TASK REQUIREMENTS:
In the data below, find the line with "Extract the structured" and output it along with every later line, exactly, but not the pictures.

RECORD SET:
☆ ☆ ☆ ☆ ☆
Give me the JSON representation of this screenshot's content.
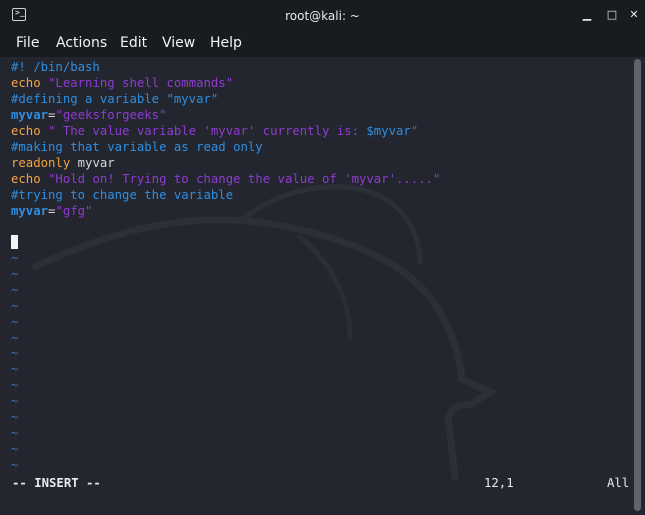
{
  "window": {
    "title": "root@kali: ~",
    "controls": {
      "minimize": "▁",
      "maximize": "□",
      "close": "✕"
    }
  },
  "menu": {
    "items": [
      "File",
      "Actions",
      "Edit",
      "View",
      "Help"
    ]
  },
  "editor": {
    "lines": [
      [
        {
          "text": "#! /bin/bash",
          "cls": "blue"
        }
      ],
      [
        {
          "text": "echo ",
          "cls": "orange"
        },
        {
          "text": "\"Learning shell commands\"",
          "cls": "purple"
        }
      ],
      [
        {
          "text": "#defining a variable \"myvar\"",
          "cls": "blue"
        }
      ],
      [
        {
          "text": "myvar",
          "cls": "blue bold"
        },
        {
          "text": "=",
          "cls": "white"
        },
        {
          "text": "\"geeksforgeeks\"",
          "cls": "purple"
        }
      ],
      [
        {
          "text": "echo ",
          "cls": "orange"
        },
        {
          "text": "\" The value variable 'myvar' currently is: ",
          "cls": "purple"
        },
        {
          "text": "$myvar",
          "cls": "blue"
        },
        {
          "text": "\"",
          "cls": "purple"
        }
      ],
      [
        {
          "text": "#making that variable as read only",
          "cls": "blue"
        }
      ],
      [
        {
          "text": "readonly",
          "cls": "orange"
        },
        {
          "text": " myvar",
          "cls": "white"
        }
      ],
      [
        {
          "text": "echo ",
          "cls": "orange"
        },
        {
          "text": "\"Hold on! Trying to change the value of 'myvar'.....\"",
          "cls": "purple"
        }
      ],
      [
        {
          "text": "#trying to change the variable",
          "cls": "blue"
        }
      ],
      [
        {
          "text": "myvar",
          "cls": "blue bold"
        },
        {
          "text": "=",
          "cls": "white"
        },
        {
          "text": "\"gfg\"",
          "cls": "purple"
        }
      ],
      [],
      [
        {
          "cursor": true
        }
      ]
    ],
    "tildes": [
      "~",
      "~",
      "~",
      "~",
      "~",
      "~",
      "~",
      "~",
      "~",
      "~",
      "~",
      "~",
      "~",
      "~"
    ],
    "status": {
      "mode": "-- INSERT --",
      "position": "12,1",
      "scroll": "All"
    }
  },
  "colors": {
    "background": "#23262e",
    "titlebar": "#181b20",
    "keyword": "#f0a541",
    "comment": "#2f8ee0",
    "string": "#8e3bd1",
    "tilde": "#3f74b7"
  }
}
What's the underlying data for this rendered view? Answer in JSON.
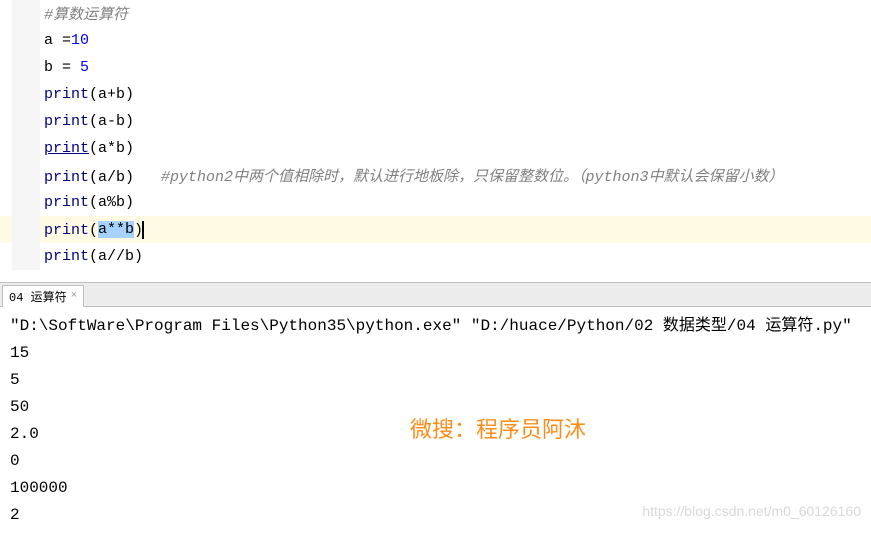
{
  "editor": {
    "lines": [
      {
        "tokens": [
          {
            "t": "#算数运算符",
            "c": "comment"
          }
        ]
      },
      {
        "tokens": [
          {
            "t": "a =",
            "c": ""
          },
          {
            "t": "10",
            "c": "num"
          }
        ]
      },
      {
        "tokens": [
          {
            "t": "b = ",
            "c": ""
          },
          {
            "t": "5",
            "c": "num"
          }
        ]
      },
      {
        "tokens": [
          {
            "t": "print",
            "c": "func"
          },
          {
            "t": "(a+b)",
            "c": ""
          }
        ]
      },
      {
        "tokens": [
          {
            "t": "print",
            "c": "func"
          },
          {
            "t": "(a-b)",
            "c": ""
          }
        ]
      },
      {
        "tokens": [
          {
            "t": "print",
            "c": "func-u"
          },
          {
            "t": "(a*b)",
            "c": ""
          }
        ]
      },
      {
        "tokens": [
          {
            "t": "print",
            "c": "func"
          },
          {
            "t": "(a/b)   ",
            "c": ""
          },
          {
            "t": "#python2中两个值相除时，默认进行地板除，只保留整数位。（python3中默认会保留小数）",
            "c": "comment"
          }
        ]
      },
      {
        "tokens": [
          {
            "t": "print",
            "c": "func"
          },
          {
            "t": "(a%b)",
            "c": ""
          }
        ]
      },
      {
        "tokens": [
          {
            "t": "print",
            "c": "func"
          },
          {
            "t": "(",
            "c": ""
          },
          {
            "t": "a**b",
            "c": "",
            "sel": true
          },
          {
            "t": ")",
            "c": ""
          }
        ],
        "hl": true,
        "cursor": true
      },
      {
        "tokens": [
          {
            "t": "print",
            "c": "func"
          },
          {
            "t": "(a//b)",
            "c": ""
          }
        ]
      }
    ]
  },
  "tab": {
    "label": "04 运算符",
    "close": "×"
  },
  "console": {
    "lines": [
      "\"D:\\SoftWare\\Program Files\\Python35\\python.exe\" \"D:/huace/Python/02 数据类型/04 运算符.py\"",
      "15",
      "5",
      "50",
      "2.0",
      "0",
      "100000",
      "2"
    ]
  },
  "watermark1": "微搜：程序员阿沐",
  "watermark2": "https://blog.csdn.net/m0_60126160"
}
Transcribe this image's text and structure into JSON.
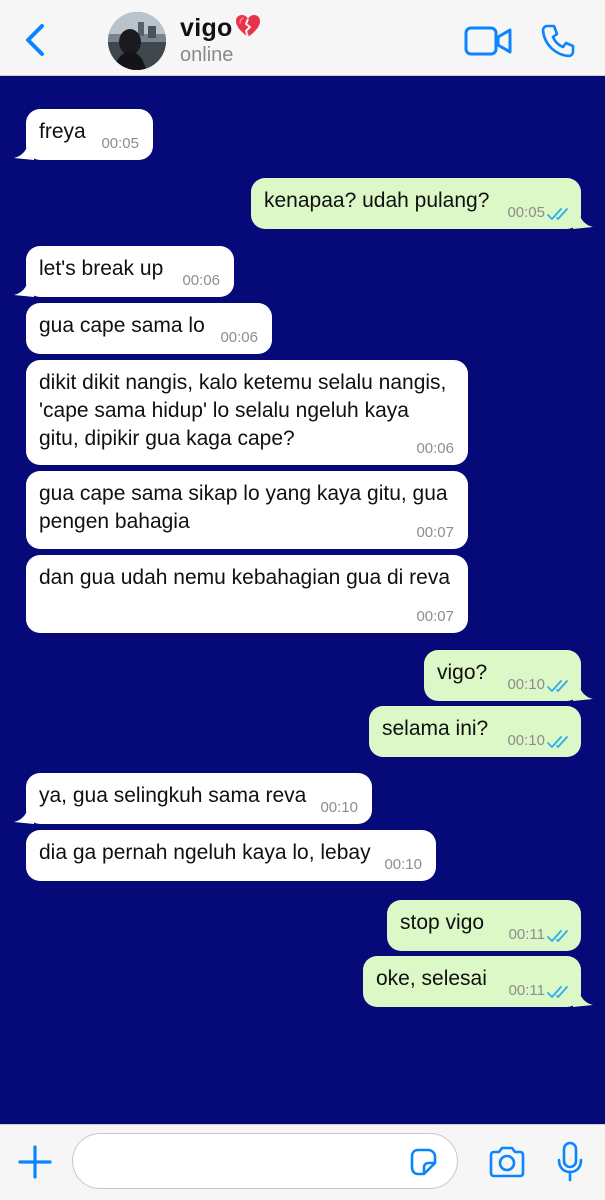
{
  "header": {
    "contact_name": "vigo",
    "status": "online",
    "icons": {
      "back": "chevron-left-icon",
      "heart": "mending-heart-icon",
      "video": "video-camera-icon",
      "call": "phone-icon"
    }
  },
  "messages": [
    {
      "direction": "in",
      "text": "freya",
      "time": "00:05"
    },
    {
      "direction": "out",
      "text": "kenapaa? udah pulang?",
      "time": "00:05",
      "status": "read"
    },
    {
      "direction": "in",
      "text": "let's break up",
      "time": "00:06"
    },
    {
      "direction": "in",
      "text": "gua cape sama lo",
      "time": "00:06"
    },
    {
      "direction": "in",
      "text": "dikit dikit nangis, kalo ketemu selalu nangis,\n'cape sama hidup' lo selalu ngeluh kaya\ngitu, dipikir gua kaga cape?",
      "time": "00:06"
    },
    {
      "direction": "in",
      "text": "gua cape sama sikap lo yang kaya gitu, gua\npengen bahagia",
      "time": "00:07"
    },
    {
      "direction": "in",
      "text": "dan gua udah nemu kebahagian gua di reva",
      "time": "00:07"
    },
    {
      "direction": "out",
      "text": "vigo?",
      "time": "00:10",
      "status": "read"
    },
    {
      "direction": "out",
      "text": "selama ini?",
      "time": "00:10",
      "status": "read"
    },
    {
      "direction": "in",
      "text": "ya, gua selingkuh sama reva",
      "time": "00:10"
    },
    {
      "direction": "in",
      "text": "dia ga pernah ngeluh kaya lo, lebay",
      "time": "00:10"
    },
    {
      "direction": "out",
      "text": "stop vigo",
      "time": "00:11",
      "status": "read"
    },
    {
      "direction": "out",
      "text": "oke, selesai",
      "time": "00:11",
      "status": "read"
    }
  ],
  "composer": {
    "value": "",
    "icons": {
      "plus": "plus-icon",
      "sticker": "sticker-icon",
      "camera": "camera-icon",
      "mic": "microphone-icon"
    }
  },
  "colors": {
    "chat_background": "#050a78",
    "incoming_bubble": "#ffffff",
    "outgoing_bubble": "#dcf8c6",
    "accent": "#0a84ff",
    "read_ticks": "#34aaf0"
  }
}
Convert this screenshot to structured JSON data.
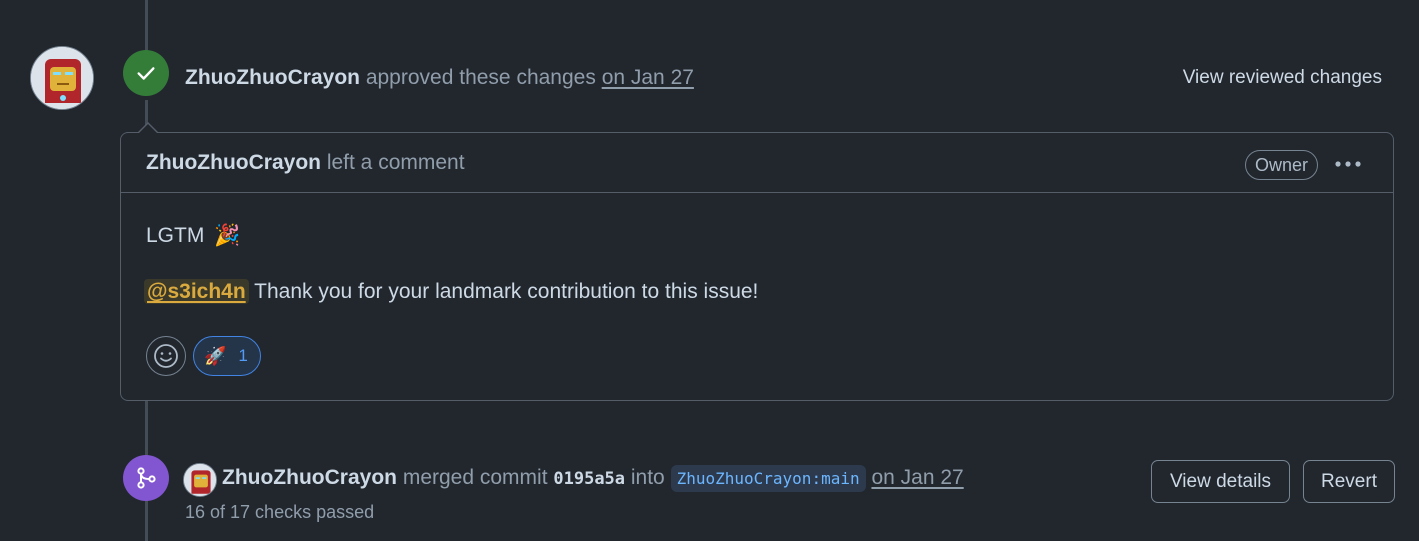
{
  "approval_event": {
    "author": "ZhuoZhuoCrayon",
    "action": "approved these changes",
    "date": "on Jan 27",
    "view_reviewed_label": "View reviewed changes",
    "icon": "check-icon",
    "badge_color": "#347d39"
  },
  "comment": {
    "author": "ZhuoZhuoCrayon",
    "action": "left a comment",
    "role_badge": "Owner",
    "menu_icon": "kebab-horizontal-icon",
    "body_line1": "LGTM",
    "body_line1_emoji": "🎉",
    "mention": "@s3ich4n",
    "body_line2": " Thank you for your landmark contribution to this issue!",
    "add_reaction_icon": "smiley-icon",
    "reactions": [
      {
        "emoji": "🚀",
        "count": "1",
        "icon": "rocket-icon"
      }
    ]
  },
  "merge_event": {
    "author": "ZhuoZhuoCrayon",
    "action": "merged commit",
    "commit_sha": "0195a5a",
    "into_text": "into",
    "branch": "ZhuoZhuoCrayon:main",
    "date": "on Jan 27",
    "checks_text": "16 of 17 checks passed",
    "view_details_label": "View details",
    "revert_label": "Revert",
    "icon": "git-merge-icon",
    "badge_color": "#8256d0"
  },
  "colors": {
    "background": "#22272e",
    "border": "#545d68",
    "mention_text": "#daaa3f",
    "link_blue": "#539bf5"
  }
}
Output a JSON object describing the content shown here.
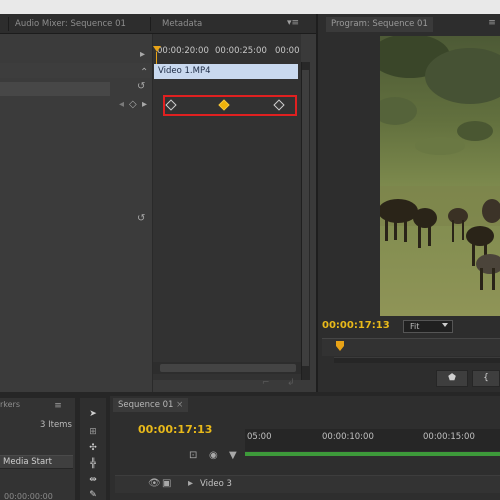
{
  "effect_panel": {
    "tabs": [
      "Audio Mixer: Sequence 01",
      "Metadata"
    ],
    "ruler_labels": [
      "00:00:20:00",
      "00:00:25:00",
      "00:00"
    ],
    "clip_name": "Video 1.MP4"
  },
  "program_monitor": {
    "tab": "Program: Sequence 01",
    "timecode": "00:00:17:13",
    "zoom": "Fit"
  },
  "project_panel": {
    "tab_fragment": "rkers",
    "items_count": "3 Items",
    "column_header": "Media Start",
    "row_timecode": "00:00:00:00"
  },
  "sequence": {
    "tab": "Sequence 01",
    "timecode": "00:00:17:13",
    "ruler_labels": [
      "05:00",
      "00:00:10:00",
      "00:00:15:00"
    ],
    "track_name": "Video 3"
  },
  "colors": {
    "accent_timecode": "#e8b91a",
    "keyframe_highlight_box": "#e02020",
    "keyframe_fill": "#f0b30a",
    "clip_bar": "#c9d9ef",
    "render_bar": "#3d9a3a"
  },
  "icons": [
    "panel-menu-icon",
    "reset-icon",
    "keyframe-nav-left-icon",
    "add-keyframe-icon",
    "keyframe-nav-right-icon",
    "playhead-icon",
    "selection-tool-icon",
    "marker-icon",
    "step-back-icon",
    "snap-icon",
    "eye-icon",
    "film-icon",
    "expand-triangle-icon"
  ]
}
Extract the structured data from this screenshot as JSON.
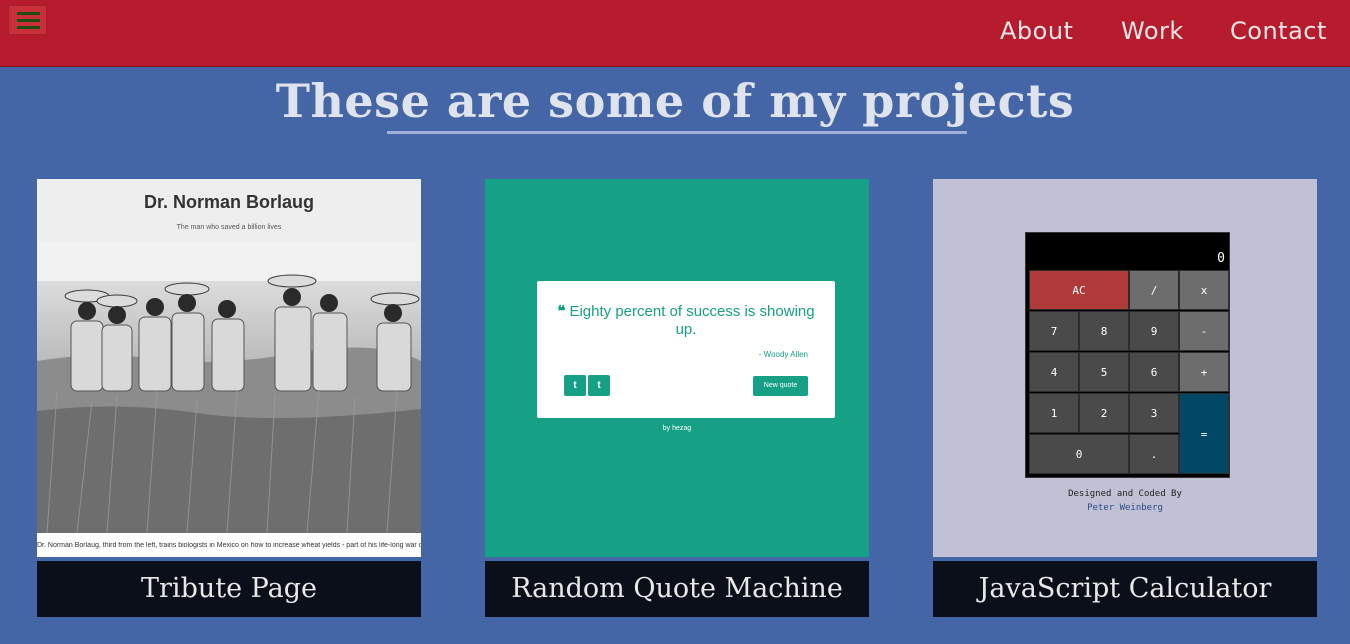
{
  "nav": {
    "links": [
      "About",
      "Work",
      "Contact"
    ]
  },
  "heading": "These are some of my projects",
  "projects": [
    {
      "caption": "Tribute Page",
      "preview": {
        "title": "Dr. Norman Borlaug",
        "subtitle": "The man who saved a billion lives",
        "photo_caption": "Dr. Norman Borlaug, third from the left, trains biologists in Mexico on how to increase wheat yields - part of his life-long war on hunger."
      }
    },
    {
      "caption": "Random Quote Machine",
      "preview": {
        "quote": "Eighty percent of success is showing up.",
        "author": "- Woody Allen",
        "twitter": "t",
        "tumblr": "t",
        "new_quote": "New quote",
        "by": "by hezag"
      }
    },
    {
      "caption": "JavaScript Calculator",
      "preview": {
        "display": "0",
        "keys": {
          "ac": "AC",
          "div": "/",
          "mul": "x",
          "k7": "7",
          "k8": "8",
          "k9": "9",
          "sub": "-",
          "k4": "4",
          "k5": "5",
          "k6": "6",
          "add": "+",
          "k1": "1",
          "k2": "2",
          "k3": "3",
          "eq": "=",
          "k0": "0",
          "dot": "."
        },
        "credit_line": "Designed and Coded By",
        "credit_name": "Peter Weinberg"
      }
    }
  ],
  "colors": {
    "background": "#4466a6",
    "navbar": "#b61c2e",
    "caption_bg": "#0b0f1a",
    "quote_green": "#16a085",
    "calc_ac": "#b03a3a",
    "calc_eq": "#004866"
  }
}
☆ ☆ ☆ ☆ ☆
TASK OUTPUT:
Extract the structured data from this screenshot as JSON.
{
  "nav": {
    "links": [
      "About",
      "Work",
      "Contact"
    ]
  },
  "heading": "These are some of my projects",
  "projects": [
    {
      "caption": "Tribute Page",
      "preview": {
        "title": "Dr. Norman Borlaug",
        "subtitle": "The man who saved a billion lives",
        "photo_caption": "Dr. Norman Borlaug, third from the left, trains biologists in Mexico on how to increase wheat yields - part of his life-long war on hunger."
      }
    },
    {
      "caption": "Random Quote Machine",
      "preview": {
        "quote": "Eighty percent of success is showing up.",
        "author": "- Woody Allen",
        "twitter": "t",
        "tumblr": "t",
        "new_quote": "New quote",
        "by": "by hezag"
      }
    },
    {
      "caption": "JavaScript Calculator",
      "preview": {
        "display": "0",
        "keys": {
          "ac": "AC",
          "div": "/",
          "mul": "x",
          "k7": "7",
          "k8": "8",
          "k9": "9",
          "sub": "-",
          "k4": "4",
          "k5": "5",
          "k6": "6",
          "add": "+",
          "k1": "1",
          "k2": "2",
          "k3": "3",
          "eq": "=",
          "k0": "0",
          "dot": "."
        },
        "credit_line": "Designed and Coded By",
        "credit_name": "Peter Weinberg"
      }
    }
  ],
  "colors": {
    "background": "#4466a6",
    "navbar": "#b61c2e",
    "caption_bg": "#0b0f1a",
    "quote_green": "#16a085",
    "calc_ac": "#b03a3a",
    "calc_eq": "#004866"
  }
}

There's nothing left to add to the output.